**Your instructions:**
For each line of the data below that holds "Recruitment", copy the line.

[start of Exercise data]

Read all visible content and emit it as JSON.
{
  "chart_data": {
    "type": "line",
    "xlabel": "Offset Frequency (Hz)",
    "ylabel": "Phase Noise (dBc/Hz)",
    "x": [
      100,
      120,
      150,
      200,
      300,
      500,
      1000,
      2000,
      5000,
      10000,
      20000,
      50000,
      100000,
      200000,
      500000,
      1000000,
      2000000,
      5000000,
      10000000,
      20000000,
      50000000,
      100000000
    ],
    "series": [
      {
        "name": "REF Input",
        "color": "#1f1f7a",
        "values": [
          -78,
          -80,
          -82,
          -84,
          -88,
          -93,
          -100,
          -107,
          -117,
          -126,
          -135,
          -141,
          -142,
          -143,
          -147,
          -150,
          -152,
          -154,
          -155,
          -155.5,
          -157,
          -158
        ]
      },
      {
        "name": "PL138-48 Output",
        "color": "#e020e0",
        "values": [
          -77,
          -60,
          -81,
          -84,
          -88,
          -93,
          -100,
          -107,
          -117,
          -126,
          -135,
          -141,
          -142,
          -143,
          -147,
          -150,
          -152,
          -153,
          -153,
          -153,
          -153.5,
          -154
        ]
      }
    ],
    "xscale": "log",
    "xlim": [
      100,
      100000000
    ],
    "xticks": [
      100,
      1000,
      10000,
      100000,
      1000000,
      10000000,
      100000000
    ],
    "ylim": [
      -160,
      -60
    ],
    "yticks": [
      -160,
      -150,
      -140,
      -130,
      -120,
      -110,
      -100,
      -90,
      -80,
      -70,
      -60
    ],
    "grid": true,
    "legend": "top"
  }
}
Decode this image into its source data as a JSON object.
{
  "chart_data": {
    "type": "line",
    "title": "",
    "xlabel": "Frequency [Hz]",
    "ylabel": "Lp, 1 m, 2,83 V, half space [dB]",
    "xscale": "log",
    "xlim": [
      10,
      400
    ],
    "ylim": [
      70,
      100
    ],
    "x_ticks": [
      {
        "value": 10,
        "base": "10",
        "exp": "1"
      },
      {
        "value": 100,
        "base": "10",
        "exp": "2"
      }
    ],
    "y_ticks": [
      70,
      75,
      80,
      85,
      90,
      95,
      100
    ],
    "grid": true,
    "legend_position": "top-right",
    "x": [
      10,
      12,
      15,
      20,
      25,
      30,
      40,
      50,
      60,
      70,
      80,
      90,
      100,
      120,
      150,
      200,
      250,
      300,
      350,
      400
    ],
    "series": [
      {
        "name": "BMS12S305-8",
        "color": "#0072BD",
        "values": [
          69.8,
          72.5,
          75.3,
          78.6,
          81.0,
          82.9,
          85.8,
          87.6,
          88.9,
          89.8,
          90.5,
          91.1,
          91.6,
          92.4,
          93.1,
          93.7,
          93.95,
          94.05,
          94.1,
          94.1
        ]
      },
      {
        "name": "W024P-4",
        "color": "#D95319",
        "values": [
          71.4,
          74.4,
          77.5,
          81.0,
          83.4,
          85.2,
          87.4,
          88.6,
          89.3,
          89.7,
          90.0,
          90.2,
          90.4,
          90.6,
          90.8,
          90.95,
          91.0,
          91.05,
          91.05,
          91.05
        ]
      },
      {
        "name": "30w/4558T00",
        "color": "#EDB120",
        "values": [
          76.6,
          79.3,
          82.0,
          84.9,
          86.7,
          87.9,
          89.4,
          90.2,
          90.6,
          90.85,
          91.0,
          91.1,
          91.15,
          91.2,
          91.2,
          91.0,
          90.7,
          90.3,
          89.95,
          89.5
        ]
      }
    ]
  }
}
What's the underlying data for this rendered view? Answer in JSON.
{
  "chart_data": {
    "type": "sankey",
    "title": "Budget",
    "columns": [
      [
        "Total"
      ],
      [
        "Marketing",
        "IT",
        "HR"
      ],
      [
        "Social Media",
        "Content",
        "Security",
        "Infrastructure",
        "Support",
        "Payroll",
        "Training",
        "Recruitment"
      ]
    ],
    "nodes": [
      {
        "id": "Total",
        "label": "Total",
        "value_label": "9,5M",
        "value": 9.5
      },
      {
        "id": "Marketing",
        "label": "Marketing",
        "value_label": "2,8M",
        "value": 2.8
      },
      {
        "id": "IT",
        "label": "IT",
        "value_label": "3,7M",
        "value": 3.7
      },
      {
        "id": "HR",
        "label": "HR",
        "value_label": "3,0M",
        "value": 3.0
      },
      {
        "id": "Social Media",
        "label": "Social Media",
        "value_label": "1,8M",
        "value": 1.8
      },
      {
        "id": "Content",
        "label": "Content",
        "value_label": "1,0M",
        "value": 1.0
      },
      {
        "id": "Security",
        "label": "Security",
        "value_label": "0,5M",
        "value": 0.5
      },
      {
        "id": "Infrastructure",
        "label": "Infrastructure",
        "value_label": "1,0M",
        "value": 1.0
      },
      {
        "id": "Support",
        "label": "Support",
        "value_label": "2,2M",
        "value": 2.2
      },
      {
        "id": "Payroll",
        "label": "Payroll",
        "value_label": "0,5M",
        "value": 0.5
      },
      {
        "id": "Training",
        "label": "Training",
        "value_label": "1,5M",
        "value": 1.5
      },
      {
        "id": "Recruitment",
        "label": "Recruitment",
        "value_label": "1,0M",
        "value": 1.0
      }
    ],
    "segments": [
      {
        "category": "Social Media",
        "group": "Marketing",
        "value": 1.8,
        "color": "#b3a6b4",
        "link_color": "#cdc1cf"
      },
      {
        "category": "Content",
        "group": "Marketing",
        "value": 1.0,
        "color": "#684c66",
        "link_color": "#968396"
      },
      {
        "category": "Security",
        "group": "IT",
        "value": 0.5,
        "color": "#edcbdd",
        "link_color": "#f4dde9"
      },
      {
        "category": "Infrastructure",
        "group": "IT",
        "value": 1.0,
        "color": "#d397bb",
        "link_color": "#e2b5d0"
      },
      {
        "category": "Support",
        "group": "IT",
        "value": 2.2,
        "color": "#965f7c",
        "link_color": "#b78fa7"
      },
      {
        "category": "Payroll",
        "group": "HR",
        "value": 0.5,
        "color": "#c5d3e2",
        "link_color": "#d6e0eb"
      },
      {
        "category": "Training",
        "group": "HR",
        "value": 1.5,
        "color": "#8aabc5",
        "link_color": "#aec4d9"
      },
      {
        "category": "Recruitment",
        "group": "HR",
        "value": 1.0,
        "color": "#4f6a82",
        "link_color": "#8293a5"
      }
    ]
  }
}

[end of Exercise data]

**Output for this exercise:**
        "Recruitment"
        "id": "Recruitment",
        "label": "Recruitment",
        "category": "Recruitment",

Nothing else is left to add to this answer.